═════ DATA EXTRACT

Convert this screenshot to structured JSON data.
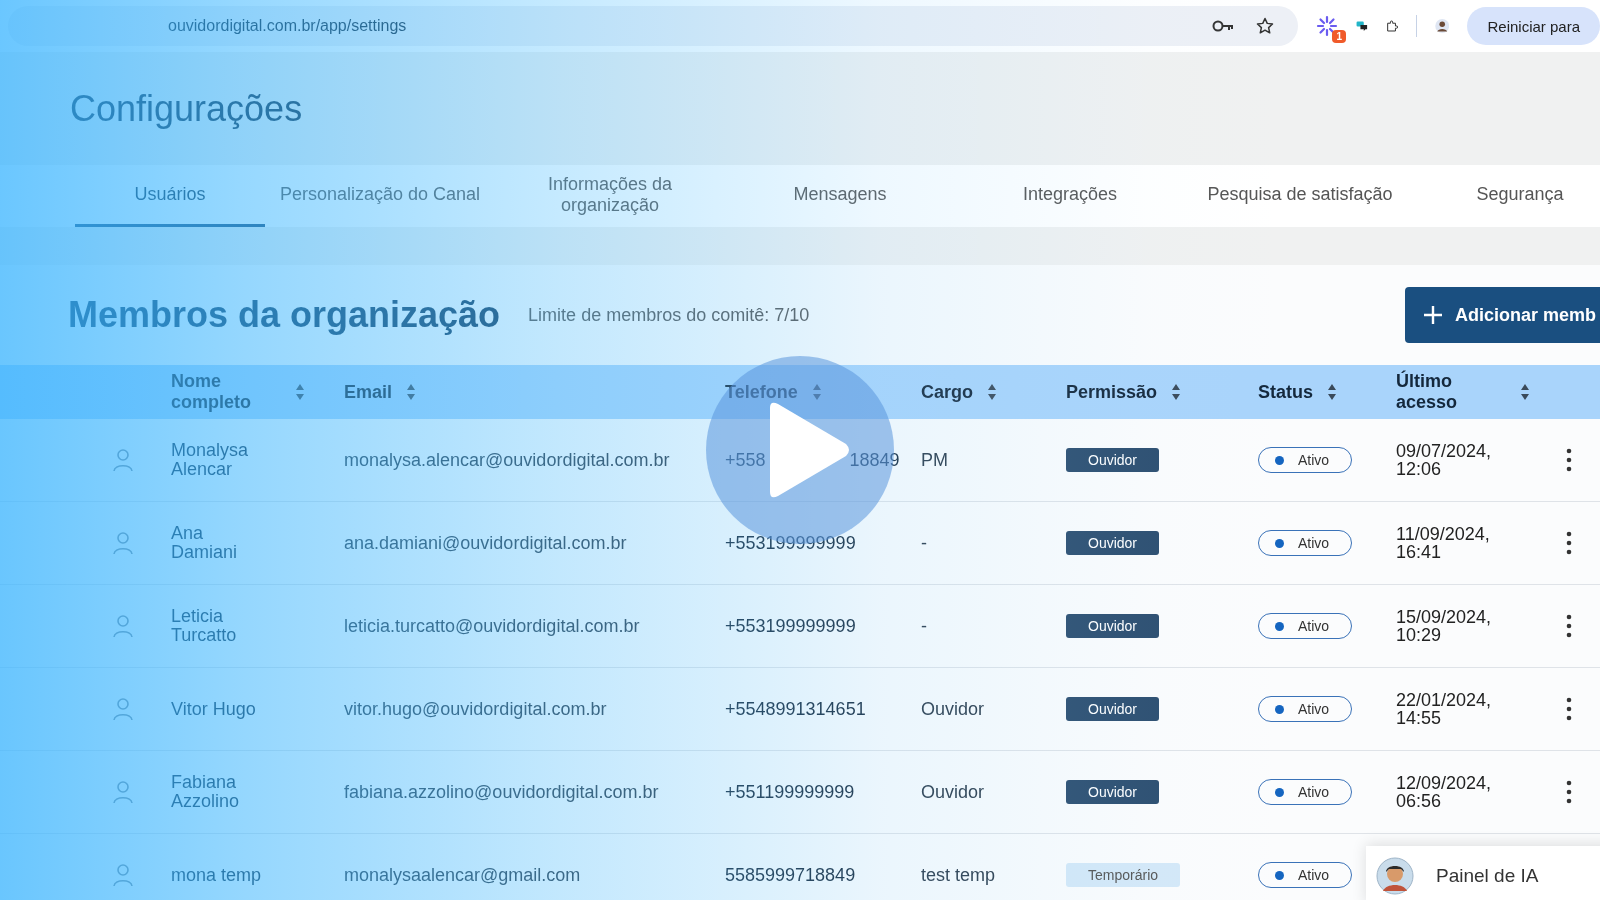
{
  "browser": {
    "url": "ouvidordigital.com.br/app/settings",
    "extension_badge": "1",
    "restart_button": "Reiniciar para"
  },
  "page_title": "Configurações",
  "tabs": [
    {
      "label": "Usuários",
      "selected": true
    },
    {
      "label": "Personalização do Canal",
      "selected": false
    },
    {
      "label": "Informações da organização",
      "selected": false
    },
    {
      "label": "Mensagens",
      "selected": false
    },
    {
      "label": "Integrações",
      "selected": false
    },
    {
      "label": "Pesquisa de satisfação",
      "selected": false
    },
    {
      "label": "Segurança",
      "selected": false
    }
  ],
  "section": {
    "title": "Membros da organização",
    "limit": "Limite de membros do comitê: 7/10",
    "add_button": "Adicionar memb"
  },
  "table": {
    "columns": [
      "Nome completo",
      "Email",
      "Telefone",
      "Cargo",
      "Permissão",
      "Status",
      "Último acesso"
    ],
    "rows": [
      {
        "name": "Monalysa Alencar",
        "email": "monalysa.alencar@ouvidordigital.com.br",
        "phone": [
          "+558",
          "18849"
        ],
        "role": "PM",
        "permission": {
          "label": "Ouvidor",
          "kind": "role"
        },
        "status": "Ativo",
        "last_access": "09/07/2024, 12:06"
      },
      {
        "name": "Ana Damiani",
        "email": "ana.damiani@ouvidordigital.com.br",
        "phone": [
          "+553199999999"
        ],
        "role": "-",
        "permission": {
          "label": "Ouvidor",
          "kind": "role"
        },
        "status": "Ativo",
        "last_access": "11/09/2024, 16:41"
      },
      {
        "name": "Leticia Turcatto",
        "email": "leticia.turcatto@ouvidordigital.com.br",
        "phone": [
          "+553199999999"
        ],
        "role": "-",
        "permission": {
          "label": "Ouvidor",
          "kind": "role"
        },
        "status": "Ativo",
        "last_access": "15/09/2024, 10:29"
      },
      {
        "name": "Vitor Hugo",
        "email": "vitor.hugo@ouvidordigital.com.br",
        "phone": [
          "+5548991314651"
        ],
        "role": "Ouvidor",
        "permission": {
          "label": "Ouvidor",
          "kind": "role"
        },
        "status": "Ativo",
        "last_access": "22/01/2024, 14:55"
      },
      {
        "name": "Fabiana Azzolino",
        "email": "fabiana.azzolino@ouvidordigital.com.br",
        "phone": [
          "+551199999999"
        ],
        "role": "Ouvidor",
        "permission": {
          "label": "Ouvidor",
          "kind": "role"
        },
        "status": "Ativo",
        "last_access": "12/09/2024, 06:56"
      },
      {
        "name": "mona temp",
        "email": "monalysaalencar@gmail.com",
        "phone": [
          "5585999718849"
        ],
        "role": "test temp",
        "permission": {
          "label": "Temporário",
          "kind": "temporary"
        },
        "status": "Ativo"
      }
    ]
  },
  "ai_panel": {
    "label": "Painel de IA"
  }
}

══════════

EXERCISE =>
The listing above needs to be output again exactly. Don't include the pictures.

RESULT =>
Convert this screenshot to structured JSON data.
{
  "browser": {
    "url": "ouvidordigital.com.br/app/settings",
    "extension_badge": "1",
    "restart_button": "Reiniciar para"
  },
  "page_title": "Configurações",
  "tabs": [
    {
      "label": "Usuários",
      "selected": true
    },
    {
      "label": "Personalização do Canal",
      "selected": false
    },
    {
      "label": "Informações da organização",
      "selected": false
    },
    {
      "label": "Mensagens",
      "selected": false
    },
    {
      "label": "Integrações",
      "selected": false
    },
    {
      "label": "Pesquisa de satisfação",
      "selected": false
    },
    {
      "label": "Segurança",
      "selected": false
    }
  ],
  "section": {
    "title": "Membros da organização",
    "limit": "Limite de membros do comitê: 7/10",
    "add_button": "Adicionar memb"
  },
  "table": {
    "columns": [
      "Nome completo",
      "Email",
      "Telefone",
      "Cargo",
      "Permissão",
      "Status",
      "Último acesso"
    ],
    "rows": [
      {
        "name": "Monalysa Alencar",
        "email": "monalysa.alencar@ouvidordigital.com.br",
        "phone": [
          "+558",
          "18849"
        ],
        "role": "PM",
        "permission": {
          "label": "Ouvidor",
          "kind": "role"
        },
        "status": "Ativo",
        "last_access": "09/07/2024, 12:06"
      },
      {
        "name": "Ana Damiani",
        "email": "ana.damiani@ouvidordigital.com.br",
        "phone": [
          "+553199999999"
        ],
        "role": "-",
        "permission": {
          "label": "Ouvidor",
          "kind": "role"
        },
        "status": "Ativo",
        "last_access": "11/09/2024, 16:41"
      },
      {
        "name": "Leticia Turcatto",
        "email": "leticia.turcatto@ouvidordigital.com.br",
        "phone": [
          "+553199999999"
        ],
        "role": "-",
        "permission": {
          "label": "Ouvidor",
          "kind": "role"
        },
        "status": "Ativo",
        "last_access": "15/09/2024, 10:29"
      },
      {
        "name": "Vitor Hugo",
        "email": "vitor.hugo@ouvidordigital.com.br",
        "phone": [
          "+5548991314651"
        ],
        "role": "Ouvidor",
        "permission": {
          "label": "Ouvidor",
          "kind": "role"
        },
        "status": "Ativo",
        "last_access": "22/01/2024, 14:55"
      },
      {
        "name": "Fabiana Azzolino",
        "email": "fabiana.azzolino@ouvidordigital.com.br",
        "phone": [
          "+551199999999"
        ],
        "role": "Ouvidor",
        "permission": {
          "label": "Ouvidor",
          "kind": "role"
        },
        "status": "Ativo",
        "last_access": "12/09/2024, 06:56"
      },
      {
        "name": "mona temp",
        "email": "monalysaalencar@gmail.com",
        "phone": [
          "5585999718849"
        ],
        "role": "test temp",
        "permission": {
          "label": "Temporário",
          "kind": "temporary"
        },
        "status": "Ativo"
      }
    ]
  },
  "ai_panel": {
    "label": "Painel de IA"
  }
}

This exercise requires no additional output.